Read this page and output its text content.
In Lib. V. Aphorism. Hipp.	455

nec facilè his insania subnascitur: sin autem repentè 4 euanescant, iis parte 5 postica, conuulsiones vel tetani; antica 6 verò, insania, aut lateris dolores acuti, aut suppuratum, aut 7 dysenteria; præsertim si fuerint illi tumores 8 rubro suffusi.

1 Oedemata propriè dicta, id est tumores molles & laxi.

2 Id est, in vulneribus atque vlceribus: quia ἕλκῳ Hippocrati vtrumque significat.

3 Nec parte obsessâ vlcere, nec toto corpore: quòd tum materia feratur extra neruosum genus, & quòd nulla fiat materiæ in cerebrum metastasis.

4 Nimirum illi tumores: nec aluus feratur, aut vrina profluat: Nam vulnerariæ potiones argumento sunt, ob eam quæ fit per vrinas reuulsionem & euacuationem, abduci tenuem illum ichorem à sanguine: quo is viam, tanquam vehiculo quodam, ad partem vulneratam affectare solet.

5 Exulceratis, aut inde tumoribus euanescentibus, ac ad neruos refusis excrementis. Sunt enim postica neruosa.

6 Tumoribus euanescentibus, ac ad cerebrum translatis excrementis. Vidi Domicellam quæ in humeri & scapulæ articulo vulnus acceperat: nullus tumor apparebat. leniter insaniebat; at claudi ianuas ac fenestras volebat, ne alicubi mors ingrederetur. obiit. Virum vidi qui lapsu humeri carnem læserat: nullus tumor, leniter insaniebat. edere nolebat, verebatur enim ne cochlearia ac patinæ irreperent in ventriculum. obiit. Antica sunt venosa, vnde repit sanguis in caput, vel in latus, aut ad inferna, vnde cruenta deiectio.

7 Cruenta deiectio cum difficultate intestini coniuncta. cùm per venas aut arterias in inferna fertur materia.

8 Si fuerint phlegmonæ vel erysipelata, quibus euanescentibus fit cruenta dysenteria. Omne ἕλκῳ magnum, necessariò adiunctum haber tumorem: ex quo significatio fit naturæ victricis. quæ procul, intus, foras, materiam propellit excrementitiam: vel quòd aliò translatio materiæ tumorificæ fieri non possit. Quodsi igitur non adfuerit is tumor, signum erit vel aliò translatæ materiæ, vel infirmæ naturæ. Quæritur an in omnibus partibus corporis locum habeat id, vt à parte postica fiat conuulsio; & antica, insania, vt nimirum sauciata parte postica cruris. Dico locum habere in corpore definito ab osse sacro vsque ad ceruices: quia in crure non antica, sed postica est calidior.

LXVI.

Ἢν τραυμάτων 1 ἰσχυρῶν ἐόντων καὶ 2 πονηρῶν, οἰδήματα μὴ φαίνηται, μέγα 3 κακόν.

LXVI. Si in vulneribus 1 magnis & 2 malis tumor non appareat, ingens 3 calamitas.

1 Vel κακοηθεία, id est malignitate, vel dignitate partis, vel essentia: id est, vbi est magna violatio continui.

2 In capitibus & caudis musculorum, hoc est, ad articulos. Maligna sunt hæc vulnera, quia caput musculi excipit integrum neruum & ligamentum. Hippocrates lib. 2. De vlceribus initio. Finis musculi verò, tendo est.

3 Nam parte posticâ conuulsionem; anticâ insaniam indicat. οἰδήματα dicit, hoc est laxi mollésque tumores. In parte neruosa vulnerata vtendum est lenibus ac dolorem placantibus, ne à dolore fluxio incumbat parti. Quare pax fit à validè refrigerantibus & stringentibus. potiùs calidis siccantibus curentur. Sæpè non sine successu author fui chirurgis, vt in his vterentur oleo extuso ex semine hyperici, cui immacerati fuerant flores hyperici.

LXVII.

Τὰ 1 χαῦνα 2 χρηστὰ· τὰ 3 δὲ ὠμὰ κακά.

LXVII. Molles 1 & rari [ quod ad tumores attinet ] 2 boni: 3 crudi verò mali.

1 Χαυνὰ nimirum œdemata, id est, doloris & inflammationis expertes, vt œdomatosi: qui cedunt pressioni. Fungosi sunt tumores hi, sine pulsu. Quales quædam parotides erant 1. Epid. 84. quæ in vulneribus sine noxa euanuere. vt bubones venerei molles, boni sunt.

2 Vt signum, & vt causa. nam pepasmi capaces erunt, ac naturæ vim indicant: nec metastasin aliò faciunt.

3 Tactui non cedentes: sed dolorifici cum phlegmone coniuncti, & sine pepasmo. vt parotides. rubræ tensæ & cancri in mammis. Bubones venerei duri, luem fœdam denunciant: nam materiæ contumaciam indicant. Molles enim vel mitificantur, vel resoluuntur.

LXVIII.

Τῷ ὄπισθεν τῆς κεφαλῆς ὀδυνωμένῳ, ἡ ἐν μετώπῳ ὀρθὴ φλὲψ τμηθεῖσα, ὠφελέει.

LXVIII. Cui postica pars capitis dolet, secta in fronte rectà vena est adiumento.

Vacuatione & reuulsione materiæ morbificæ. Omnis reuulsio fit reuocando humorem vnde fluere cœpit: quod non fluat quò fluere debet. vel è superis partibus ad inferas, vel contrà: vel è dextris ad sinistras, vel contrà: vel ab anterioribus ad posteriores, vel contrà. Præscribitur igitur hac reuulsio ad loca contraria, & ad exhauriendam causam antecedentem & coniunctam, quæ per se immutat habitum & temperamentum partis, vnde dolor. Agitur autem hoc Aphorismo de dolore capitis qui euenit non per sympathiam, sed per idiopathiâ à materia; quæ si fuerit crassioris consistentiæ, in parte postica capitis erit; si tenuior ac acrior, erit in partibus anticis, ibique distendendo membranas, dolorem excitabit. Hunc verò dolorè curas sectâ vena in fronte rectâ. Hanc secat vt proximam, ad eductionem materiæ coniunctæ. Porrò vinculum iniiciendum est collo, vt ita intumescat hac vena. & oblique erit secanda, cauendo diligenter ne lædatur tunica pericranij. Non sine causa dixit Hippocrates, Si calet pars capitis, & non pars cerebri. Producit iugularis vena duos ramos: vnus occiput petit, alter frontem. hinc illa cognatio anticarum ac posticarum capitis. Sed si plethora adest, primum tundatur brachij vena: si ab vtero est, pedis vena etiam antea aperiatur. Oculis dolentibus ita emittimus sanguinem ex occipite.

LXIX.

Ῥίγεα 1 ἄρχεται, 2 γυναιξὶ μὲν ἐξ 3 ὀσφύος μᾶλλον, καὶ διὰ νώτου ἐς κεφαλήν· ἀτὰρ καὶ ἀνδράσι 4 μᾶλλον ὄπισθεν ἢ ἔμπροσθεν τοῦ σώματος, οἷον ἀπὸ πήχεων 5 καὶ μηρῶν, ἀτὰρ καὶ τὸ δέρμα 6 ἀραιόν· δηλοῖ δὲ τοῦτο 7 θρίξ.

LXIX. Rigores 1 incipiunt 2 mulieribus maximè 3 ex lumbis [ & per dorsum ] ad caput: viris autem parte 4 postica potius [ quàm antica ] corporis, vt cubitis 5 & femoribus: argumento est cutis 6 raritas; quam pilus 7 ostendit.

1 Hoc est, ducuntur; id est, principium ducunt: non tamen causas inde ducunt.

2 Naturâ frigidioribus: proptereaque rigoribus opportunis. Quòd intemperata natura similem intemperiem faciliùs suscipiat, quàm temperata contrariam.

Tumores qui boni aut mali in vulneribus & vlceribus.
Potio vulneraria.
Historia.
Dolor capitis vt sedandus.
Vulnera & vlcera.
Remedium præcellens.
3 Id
-----
Task statement:
Transcribe all entries exactly as they appear above.

Written response:
Read this page and output its text content.
In Lib. V. Aphorism. Hipp.	455

nec facilè his insania subnascitur: sin autem repentè 4 euanescant, iis parte 5 postica, conuulsiones vel tetani; antica 6 verò, insania, aut lateris dolores acuti, aut suppuratum, aut 7 dysenteria; præsertim si fuerint illi tumores 8 rubro suffusi.

1 Oedemata propriè dicta, id est tumores molles & laxi.

2 Id est, in vulneribus atque vlceribus: quia ἕλκῳ Hippocrati vtrumque significat.

3 Nec parte obsessâ vlcere, nec toto corpore: quòd tum materia feratur extra neruosum genus, & quòd nulla fiat materiæ in cerebrum metastasis.

4 Nimirum illi tumores: nec aluus feratur, aut vrina profluat: Nam vulnerariæ potiones argumento sunt, ob eam quæ fit per vrinas reuulsionem & euacuationem, abduci tenuem illum ichorem à sanguine: quo is viam, tanquam vehiculo quodam, ad partem vulneratam affectare solet.

5 Exulceratis, aut inde tumoribus euanescentibus, ac ad neruos refusis excrementis. Sunt enim postica neruosa.

6 Tumoribus euanescentibus, ac ad cerebrum translatis excrementis. Vidi Domicellam quæ in humeri & scapulæ articulo vulnus acceperat: nullus tumor apparebat. leniter insaniebat; at claudi ianuas ac fenestras volebat, ne alicubi mors ingrederetur. obiit. Virum vidi qui lapsu humeri carnem læserat: nullus tumor, leniter insaniebat. edere nolebat, verebatur enim ne cochlearia ac patinæ irreperent in ventriculum. obiit. Antica sunt venosa, vnde repit sanguis in caput, vel in latus, aut ad inferna, vnde cruenta deiectio.

7 Cruenta deiectio cum difficultate intestini coniuncta. cùm per venas aut arterias in inferna fertur materia.

8 Si fuerint phlegmonæ vel erysipelata, quibus euanescentibus fit cruenta dysenteria. Omne ἕλκῳ magnum, necessariò adiunctum haber tumorem: ex quo significatio fit naturæ victricis. quæ procul, intus, foras, materiam propellit excrementitiam: vel quòd aliò translatio materiæ tumorificæ fieri non possit. Quodsi igitur non adfuerit is tumor, signum erit vel aliò translatæ materiæ, vel infirmæ naturæ. Quæritur an in omnibus partibus corporis locum habeat id, vt à parte postica fiat conuulsio; & antica, insania, vt nimirum sauciata parte postica cruris. Dico locum habere in corpore definito ab osse sacro vsque ad ceruices: quia in crure non antica, sed postica est calidior.

LXVI.

Ἢν τραυμάτων 1 ἰσχυρῶν ἐόντων καὶ 2 πονηρῶν, οἰδήματα μὴ φαίνηται, μέγα 3 κακόν.

LXVI. Si in vulneribus 1 magnis & 2 malis tumor non appareat, ingens 3 calamitas.

1 Vel κακοηθεία, id est malignitate, vel dignitate partis, vel essentia: id est, vbi est magna violatio continui.

2 In capitibus & caudis musculorum, hoc est, ad articulos. Maligna sunt hæc vulnera, quia caput musculi excipit integrum neruum & ligamentum. Hippocrates lib. 2. De vlceribus initio. Finis musculi verò, tendo est.

3 Nam parte posticâ conuulsionem; anticâ insaniam indicat. οἰδήματα dicit, hoc est laxi mollésque tumores. In parte neruosa vulnerata vtendum est lenibus ac dolorem placantibus, ne à dolore fluxio incumbat parti. Quare pax fit à validè refrigerantibus & stringentibus. potiùs calidis siccantibus curentur. Sæpè non sine successu author fui chirurgis, vt in his vterentur oleo extuso ex semine hyperici, cui immacerati fuerant flores hyperici.

LXVII.

Τὰ 1 χαῦνα 2 χρηστὰ· τὰ 3 δὲ ὠμὰ κακά.

LXVII. Molles 1 & rari [ quod ad tumores attinet ] 2 boni: 3 crudi verò mali.

1 Χαυνὰ nimirum œdemata, id est, doloris & inflammationis expertes, vt œdomatosi: qui cedunt pressioni. Fungosi sunt tumores hi, sine pulsu. Quales quædam parotides erant 1. Epid. 84. quæ in vulneribus sine noxa euanuere. vt bubones venerei molles, boni sunt.

2 Vt signum, & vt causa. nam pepasmi capaces erunt, ac naturæ vim indicant: nec metastasin aliò faciunt.

3 Tactui non cedentes: sed dolorifici cum phlegmone coniuncti, & sine pepasmo. vt parotides. rubræ tensæ & cancri in mammis. Bubones venerei duri, luem fœdam denunciant: nam materiæ contumaciam indicant. Molles enim vel mitificantur, vel resoluuntur.

LXVIII.

Τῷ ὄπισθεν τῆς κεφαλῆς ὀδυνωμένῳ, ἡ ἐν μετώπῳ ὀρθὴ φλὲψ τμηθεῖσα, ὠφελέει.

LXVIII. Cui postica pars capitis dolet, secta in fronte rectà vena est adiumento.

Vacuatione & reuulsione materiæ morbificæ. Omnis reuulsio fit reuocando humorem vnde fluere cœpit: quod non fluat quò fluere debet. vel è superis partibus ad inferas, vel contrà: vel è dextris ad sinistras, vel contrà: vel ab anterioribus ad posteriores, vel contrà. Præscribitur igitur hac reuulsio ad loca contraria, & ad exhauriendam causam antecedentem & coniunctam, quæ per se immutat habitum & temperamentum partis, vnde dolor. Agitur autem hoc Aphorismo de dolore capitis qui euenit non per sympathiam, sed per idiopathiâ à materia; quæ si fuerit crassioris consistentiæ, in parte postica capitis erit; si tenuior ac acrior, erit in partibus anticis, ibique distendendo membranas, dolorem excitabit. Hunc verò dolorè curas sectâ vena in fronte rectâ. Hanc secat vt proximam, ad eductionem materiæ coniunctæ. Porrò vinculum iniiciendum est collo, vt ita intumescat hac vena. & oblique erit secanda, cauendo diligenter ne lædatur tunica pericranij. Non sine causa dixit Hippocrates, Si calet pars capitis, & non pars cerebri. Producit iugularis vena duos ramos: vnus occiput petit, alter frontem. hinc illa cognatio anticarum ac posticarum capitis. Sed si plethora adest, primum tundatur brachij vena: si ab vtero est, pedis vena etiam antea aperiatur. Oculis dolentibus ita emittimus sanguinem ex occipite.

LXIX.

Ῥίγεα 1 ἄρχεται, 2 γυναιξὶ μὲν ἐξ 3 ὀσφύος μᾶλλον, καὶ διὰ νώτου ἐς κεφαλήν· ἀτὰρ καὶ ἀνδράσι 4 μᾶλλον ὄπισθεν ἢ ἔμπροσθεν τοῦ σώματος, οἷον ἀπὸ πήχεων 5 καὶ μηρῶν, ἀτὰρ καὶ τὸ δέρμα 6 ἀραιόν· δηλοῖ δὲ τοῦτο 7 θρίξ.

LXIX. Rigores 1 incipiunt 2 mulieribus maximè 3 ex lumbis [ & per dorsum ] ad caput: viris autem parte 4 postica potius [ quàm antica ] corporis, vt cubitis 5 & femoribus: argumento est cutis 6 raritas; quam pilus 7 ostendit.

1 Hoc est, ducuntur; id est, principium ducunt: non tamen causas inde ducunt.

2 Naturâ frigidioribus: proptereaque rigoribus opportunis. Quòd intemperata natura similem intemperiem faciliùs suscipiat, quàm temperata contrariam.

Tumores qui boni aut mali in vulneribus & vlceribus.
Potio vulneraria.
Historia.
Dolor capitis vt sedandus.
Vulnera & vlcera.
Remedium præcellens.
3 Id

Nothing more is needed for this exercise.